Start THE INPUT

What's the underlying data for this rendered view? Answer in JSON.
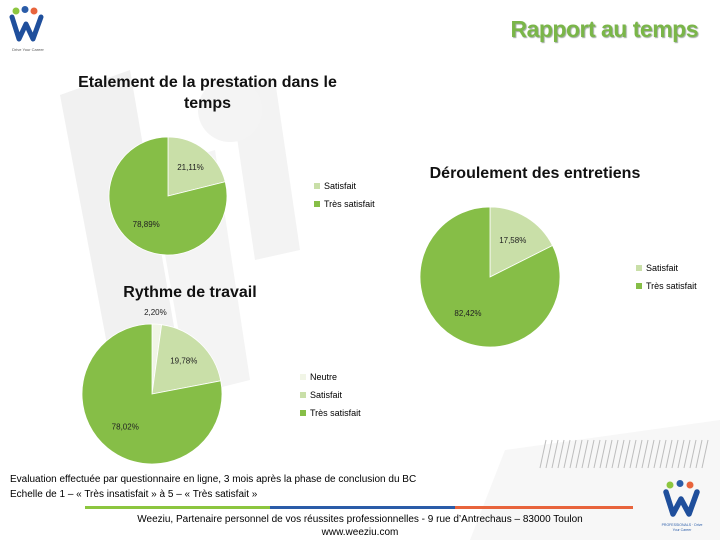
{
  "header": {
    "title": "Rapport au temps",
    "logo_tagline": "Drive Your Career",
    "corner_logo_tagline": "PROFESSIONALS · Drive Your Career"
  },
  "colors": {
    "title_green": "#7ab648",
    "satisfait": "#c9dfa8",
    "tres_satisfait": "#86be47",
    "neutre": "#f1f5e6",
    "bar_green": "#8cc63f",
    "bar_blue": "#2a5ca8",
    "bar_orange": "#e8643c"
  },
  "chart_data": [
    {
      "type": "pie",
      "title": "Etalement de la prestation dans le temps",
      "categories": [
        "Satisfait",
        "Très satisfait"
      ],
      "values": [
        21.11,
        78.89
      ],
      "value_labels": [
        "21,11%",
        "78,89%"
      ],
      "legend": [
        "Satisfait",
        "Très satisfait"
      ],
      "legend_position": "right"
    },
    {
      "type": "pie",
      "title": "Déroulement des entretiens",
      "categories": [
        "Satisfait",
        "Très satisfait"
      ],
      "values": [
        17.58,
        82.42
      ],
      "value_labels": [
        "17,58%",
        "82,42%"
      ],
      "legend": [
        "Satisfait",
        "Très satisfait"
      ],
      "legend_position": "right"
    },
    {
      "type": "pie",
      "title": "Rythme de travail",
      "categories": [
        "Neutre",
        "Satisfait",
        "Très satisfait"
      ],
      "values": [
        2.2,
        19.78,
        78.02
      ],
      "value_labels": [
        "2,20%",
        "19,78%",
        "78,02%"
      ],
      "legend": [
        "Neutre",
        "Satisfait",
        "Très satisfait"
      ],
      "legend_position": "right"
    }
  ],
  "footnotes": [
    "Evaluation effectuée par questionnaire en ligne, 3 mois après la phase de conclusion du BC",
    "Echelle de 1 – « Très insatisfait » à 5 – « Très satisfait »"
  ],
  "footer": {
    "line1": "Weeziu, Partenaire personnel de vos réussites professionnelles - 9 rue d’Antrechaus – 83000 Toulon",
    "line2": "www.weeziu.com"
  }
}
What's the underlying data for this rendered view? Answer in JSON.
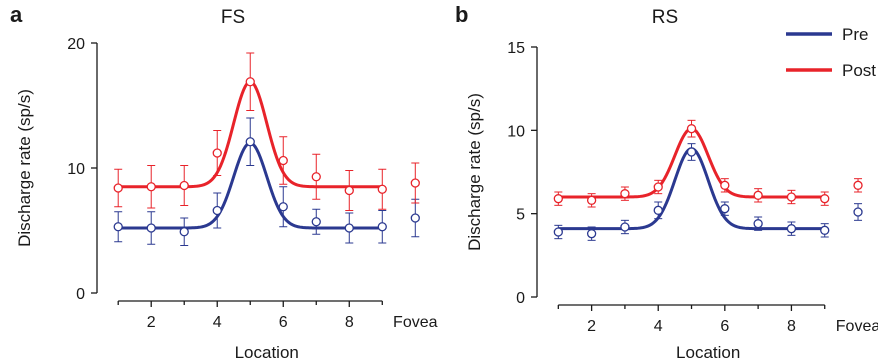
{
  "chart_data": [
    {
      "panel_label": "a",
      "type": "scatter",
      "title": "FS",
      "xlabel": "Location",
      "ylabel": "Discharge rate (sp/s)",
      "ylim": [
        0,
        20
      ],
      "xlim": [
        0.6,
        10.9
      ],
      "yticks": [
        0,
        10,
        20
      ],
      "xticks": [
        2,
        4,
        6,
        8
      ],
      "extra_xtick_label": "Fovea",
      "grid": false,
      "series": [
        {
          "name": "Pre",
          "color": "#2b3990",
          "x": [
            1,
            2,
            3,
            4,
            5,
            6,
            7,
            8,
            9,
            10
          ],
          "values": [
            5.3,
            5.2,
            4.9,
            6.6,
            12.1,
            6.9,
            5.7,
            5.2,
            5.3,
            6.0
          ],
          "errors": [
            1.2,
            1.3,
            1.1,
            1.4,
            1.9,
            1.6,
            1.0,
            1.2,
            1.3,
            1.5
          ],
          "fit": {
            "baseline": 5.2,
            "amplitude": 6.8,
            "center": 5.0,
            "sigma": 0.5
          }
        },
        {
          "name": "Post",
          "color": "#e8232a",
          "x": [
            1,
            2,
            3,
            4,
            5,
            6,
            7,
            8,
            9,
            10
          ],
          "values": [
            8.4,
            8.5,
            8.6,
            11.2,
            16.9,
            10.6,
            9.3,
            8.2,
            8.3,
            8.8
          ],
          "errors": [
            1.5,
            1.7,
            1.6,
            1.8,
            2.3,
            1.9,
            1.8,
            1.6,
            1.6,
            1.6
          ],
          "fit": {
            "baseline": 8.5,
            "amplitude": 8.4,
            "center": 5.0,
            "sigma": 0.5
          }
        }
      ]
    },
    {
      "panel_label": "b",
      "type": "scatter",
      "title": "RS",
      "xlabel": "Location",
      "ylabel": "Discharge rate (sp/s)",
      "ylim": [
        0,
        15
      ],
      "xlim": [
        0.6,
        10.9
      ],
      "yticks": [
        0,
        5,
        10,
        15
      ],
      "xticks": [
        2,
        4,
        6,
        8
      ],
      "extra_xtick_label": "Fovea",
      "grid": false,
      "legend": "top-right",
      "series": [
        {
          "name": "Pre",
          "color": "#2b3990",
          "x": [
            1,
            2,
            3,
            4,
            5,
            6,
            7,
            8,
            9,
            10
          ],
          "values": [
            3.9,
            3.8,
            4.2,
            5.2,
            8.7,
            5.3,
            4.4,
            4.1,
            4.0,
            5.1
          ],
          "errors": [
            0.4,
            0.4,
            0.4,
            0.5,
            0.5,
            0.4,
            0.4,
            0.4,
            0.4,
            0.5
          ],
          "fit": {
            "baseline": 4.1,
            "amplitude": 4.8,
            "center": 5.0,
            "sigma": 0.5
          }
        },
        {
          "name": "Post",
          "color": "#e8232a",
          "x": [
            1,
            2,
            3,
            4,
            5,
            6,
            7,
            8,
            9,
            10
          ],
          "values": [
            5.9,
            5.8,
            6.2,
            6.6,
            10.1,
            6.7,
            6.1,
            6.0,
            5.9,
            6.7
          ],
          "errors": [
            0.4,
            0.4,
            0.4,
            0.4,
            0.5,
            0.4,
            0.4,
            0.4,
            0.4,
            0.4
          ],
          "fit": {
            "baseline": 6.0,
            "amplitude": 4.1,
            "center": 5.0,
            "sigma": 0.5
          }
        }
      ]
    }
  ]
}
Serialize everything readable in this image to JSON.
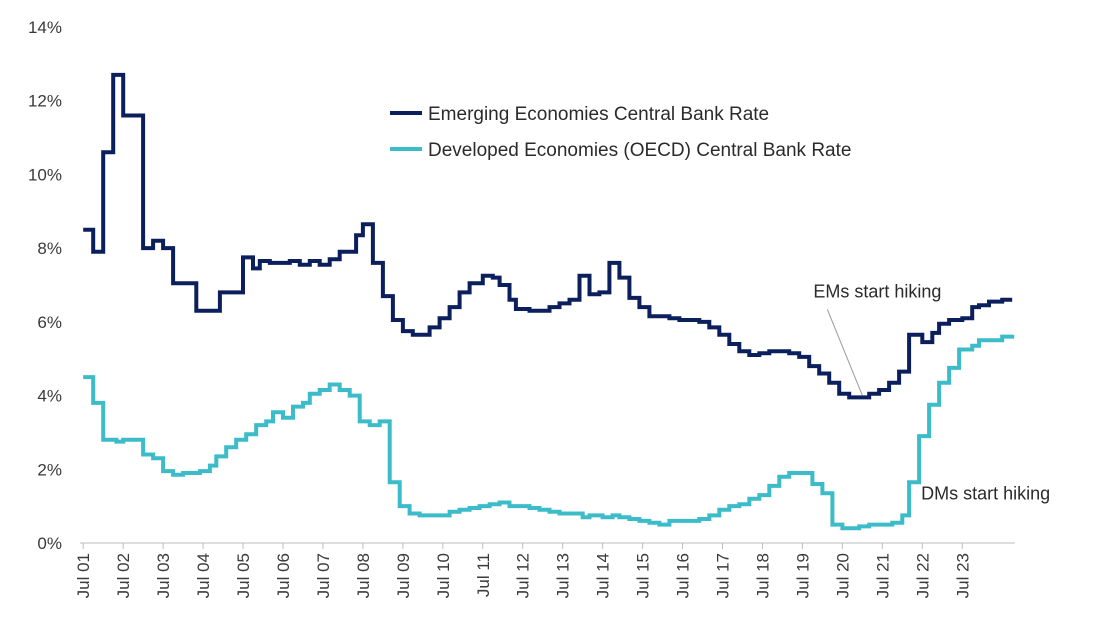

End THE INPUT

SHORT PROBLEM -
Find all the lines containing "temps" in the material, then copy them.

RESULT FOR THIS EXERCISE -
    "title": "Rapport au temps",
      "title": "Etalement de la prestation dans le temps",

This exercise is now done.